__Your goal__:
Reproduce, word for word, the stretch of the material from its first line through the line containing "sidebar-item-search[interactable]: Search <box>56".

=== Provided information ===

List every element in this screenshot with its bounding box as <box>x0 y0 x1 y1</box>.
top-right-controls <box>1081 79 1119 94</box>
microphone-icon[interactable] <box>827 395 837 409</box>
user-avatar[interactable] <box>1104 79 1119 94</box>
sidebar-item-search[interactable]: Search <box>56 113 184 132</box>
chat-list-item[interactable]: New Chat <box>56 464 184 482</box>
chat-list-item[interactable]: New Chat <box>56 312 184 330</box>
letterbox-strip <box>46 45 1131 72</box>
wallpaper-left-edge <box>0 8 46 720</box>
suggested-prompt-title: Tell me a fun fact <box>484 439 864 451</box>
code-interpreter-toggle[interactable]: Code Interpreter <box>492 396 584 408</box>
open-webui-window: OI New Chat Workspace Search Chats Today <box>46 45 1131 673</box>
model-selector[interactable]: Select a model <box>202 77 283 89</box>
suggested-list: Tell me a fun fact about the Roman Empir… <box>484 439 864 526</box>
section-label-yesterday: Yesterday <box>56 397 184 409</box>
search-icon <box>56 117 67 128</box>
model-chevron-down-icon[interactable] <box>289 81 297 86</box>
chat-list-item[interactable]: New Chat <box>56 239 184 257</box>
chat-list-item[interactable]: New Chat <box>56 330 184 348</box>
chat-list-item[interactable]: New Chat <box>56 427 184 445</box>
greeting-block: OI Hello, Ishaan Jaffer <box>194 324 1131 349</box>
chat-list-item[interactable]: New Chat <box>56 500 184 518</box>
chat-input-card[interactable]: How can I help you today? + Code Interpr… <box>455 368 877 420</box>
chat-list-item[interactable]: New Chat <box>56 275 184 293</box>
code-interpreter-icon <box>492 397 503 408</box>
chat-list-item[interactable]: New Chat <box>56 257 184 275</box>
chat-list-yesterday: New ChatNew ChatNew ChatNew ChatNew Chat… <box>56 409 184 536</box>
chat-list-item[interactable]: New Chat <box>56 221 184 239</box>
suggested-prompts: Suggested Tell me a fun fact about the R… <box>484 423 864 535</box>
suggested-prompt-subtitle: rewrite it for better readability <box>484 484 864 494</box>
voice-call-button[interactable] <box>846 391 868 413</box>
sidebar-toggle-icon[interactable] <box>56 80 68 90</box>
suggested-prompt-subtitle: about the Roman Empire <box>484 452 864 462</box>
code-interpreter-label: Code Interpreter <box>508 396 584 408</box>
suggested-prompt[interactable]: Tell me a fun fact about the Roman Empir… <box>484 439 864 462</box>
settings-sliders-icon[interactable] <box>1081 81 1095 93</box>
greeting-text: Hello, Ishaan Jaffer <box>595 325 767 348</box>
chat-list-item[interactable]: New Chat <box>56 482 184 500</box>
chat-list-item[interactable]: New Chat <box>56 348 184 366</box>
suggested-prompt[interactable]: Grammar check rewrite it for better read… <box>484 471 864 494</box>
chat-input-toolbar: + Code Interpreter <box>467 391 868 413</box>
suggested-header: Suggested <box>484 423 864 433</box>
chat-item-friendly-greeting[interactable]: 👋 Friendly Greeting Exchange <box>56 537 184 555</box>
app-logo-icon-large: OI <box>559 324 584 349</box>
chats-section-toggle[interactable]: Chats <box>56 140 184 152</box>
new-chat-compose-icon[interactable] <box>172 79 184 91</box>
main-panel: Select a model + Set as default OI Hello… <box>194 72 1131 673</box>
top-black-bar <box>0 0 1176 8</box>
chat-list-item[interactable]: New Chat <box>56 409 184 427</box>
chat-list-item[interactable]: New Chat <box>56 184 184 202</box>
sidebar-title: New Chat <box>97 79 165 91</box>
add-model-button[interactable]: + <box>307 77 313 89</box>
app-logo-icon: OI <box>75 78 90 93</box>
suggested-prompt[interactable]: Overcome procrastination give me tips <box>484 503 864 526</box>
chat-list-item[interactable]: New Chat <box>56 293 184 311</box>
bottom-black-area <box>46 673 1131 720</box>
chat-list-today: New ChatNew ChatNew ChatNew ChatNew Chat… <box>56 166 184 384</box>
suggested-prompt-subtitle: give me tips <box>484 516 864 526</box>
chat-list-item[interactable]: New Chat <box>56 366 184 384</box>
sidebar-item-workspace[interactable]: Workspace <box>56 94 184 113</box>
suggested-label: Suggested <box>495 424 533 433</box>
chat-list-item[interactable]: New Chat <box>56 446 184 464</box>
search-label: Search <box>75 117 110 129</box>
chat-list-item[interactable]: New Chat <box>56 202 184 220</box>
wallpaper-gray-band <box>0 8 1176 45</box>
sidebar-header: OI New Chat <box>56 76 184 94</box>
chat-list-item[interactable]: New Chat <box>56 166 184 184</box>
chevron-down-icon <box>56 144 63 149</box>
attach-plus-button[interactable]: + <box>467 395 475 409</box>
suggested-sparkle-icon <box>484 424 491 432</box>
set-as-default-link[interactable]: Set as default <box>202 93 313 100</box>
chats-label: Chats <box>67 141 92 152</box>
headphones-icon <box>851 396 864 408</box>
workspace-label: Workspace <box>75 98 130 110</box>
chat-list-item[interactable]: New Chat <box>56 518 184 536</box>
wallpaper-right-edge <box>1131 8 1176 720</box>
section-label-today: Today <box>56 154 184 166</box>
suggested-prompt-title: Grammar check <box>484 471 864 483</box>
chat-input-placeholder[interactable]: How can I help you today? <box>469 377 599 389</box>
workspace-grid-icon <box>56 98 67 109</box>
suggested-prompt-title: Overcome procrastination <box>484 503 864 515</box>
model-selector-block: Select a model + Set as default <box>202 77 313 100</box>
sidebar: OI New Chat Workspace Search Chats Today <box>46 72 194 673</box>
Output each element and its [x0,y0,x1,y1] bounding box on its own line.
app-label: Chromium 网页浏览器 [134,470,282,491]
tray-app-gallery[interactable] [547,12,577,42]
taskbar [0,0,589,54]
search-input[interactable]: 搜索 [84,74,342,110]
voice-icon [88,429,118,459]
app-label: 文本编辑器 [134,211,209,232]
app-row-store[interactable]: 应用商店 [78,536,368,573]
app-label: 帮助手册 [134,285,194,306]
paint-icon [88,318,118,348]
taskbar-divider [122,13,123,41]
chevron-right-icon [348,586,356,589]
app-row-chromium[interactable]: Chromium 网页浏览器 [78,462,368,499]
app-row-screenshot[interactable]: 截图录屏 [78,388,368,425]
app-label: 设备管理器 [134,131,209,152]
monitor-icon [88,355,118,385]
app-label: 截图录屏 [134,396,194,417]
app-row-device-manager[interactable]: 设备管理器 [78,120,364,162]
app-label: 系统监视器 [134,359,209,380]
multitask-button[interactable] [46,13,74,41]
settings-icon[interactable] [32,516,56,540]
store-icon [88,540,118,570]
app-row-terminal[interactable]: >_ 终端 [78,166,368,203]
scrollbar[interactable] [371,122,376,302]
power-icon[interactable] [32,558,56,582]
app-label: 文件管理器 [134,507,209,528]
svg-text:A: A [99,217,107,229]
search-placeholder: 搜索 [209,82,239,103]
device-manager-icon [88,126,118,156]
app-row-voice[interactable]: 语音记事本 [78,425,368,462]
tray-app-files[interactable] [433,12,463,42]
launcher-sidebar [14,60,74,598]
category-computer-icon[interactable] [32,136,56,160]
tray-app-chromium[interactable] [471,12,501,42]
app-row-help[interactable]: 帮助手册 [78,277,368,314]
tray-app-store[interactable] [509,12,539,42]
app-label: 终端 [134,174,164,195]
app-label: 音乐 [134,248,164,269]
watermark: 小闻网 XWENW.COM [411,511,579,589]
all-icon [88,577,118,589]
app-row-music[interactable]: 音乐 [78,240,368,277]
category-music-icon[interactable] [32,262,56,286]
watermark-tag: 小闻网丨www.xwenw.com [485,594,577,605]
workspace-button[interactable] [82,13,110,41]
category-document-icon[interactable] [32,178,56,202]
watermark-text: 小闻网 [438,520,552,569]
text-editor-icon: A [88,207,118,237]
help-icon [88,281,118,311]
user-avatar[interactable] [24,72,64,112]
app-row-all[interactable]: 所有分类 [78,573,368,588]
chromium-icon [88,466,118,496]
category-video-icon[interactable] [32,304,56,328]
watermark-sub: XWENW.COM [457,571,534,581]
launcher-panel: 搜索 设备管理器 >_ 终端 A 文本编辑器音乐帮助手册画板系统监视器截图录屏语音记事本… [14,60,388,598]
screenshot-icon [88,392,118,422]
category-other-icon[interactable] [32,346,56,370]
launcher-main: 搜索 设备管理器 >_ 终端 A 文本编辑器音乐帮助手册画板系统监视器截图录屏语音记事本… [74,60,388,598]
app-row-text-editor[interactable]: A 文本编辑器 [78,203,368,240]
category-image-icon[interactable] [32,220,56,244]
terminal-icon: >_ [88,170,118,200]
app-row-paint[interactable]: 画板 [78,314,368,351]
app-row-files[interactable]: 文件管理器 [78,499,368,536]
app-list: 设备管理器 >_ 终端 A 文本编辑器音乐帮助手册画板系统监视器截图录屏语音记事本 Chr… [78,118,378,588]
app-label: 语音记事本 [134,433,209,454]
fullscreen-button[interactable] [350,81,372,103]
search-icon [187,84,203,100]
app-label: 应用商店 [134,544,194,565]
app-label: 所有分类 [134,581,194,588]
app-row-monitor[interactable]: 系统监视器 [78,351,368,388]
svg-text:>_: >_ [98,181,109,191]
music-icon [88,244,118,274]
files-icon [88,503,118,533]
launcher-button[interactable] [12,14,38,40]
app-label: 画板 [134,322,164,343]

===

__Output of the task__:
List every element in this screenshot with its bounding box as <box>x0 y0 x1 y1</box>.
top-right-controls <box>1081 79 1119 94</box>
microphone-icon[interactable] <box>827 395 837 409</box>
user-avatar[interactable] <box>1104 79 1119 94</box>
sidebar-item-search[interactable]: Search <box>56 113 184 132</box>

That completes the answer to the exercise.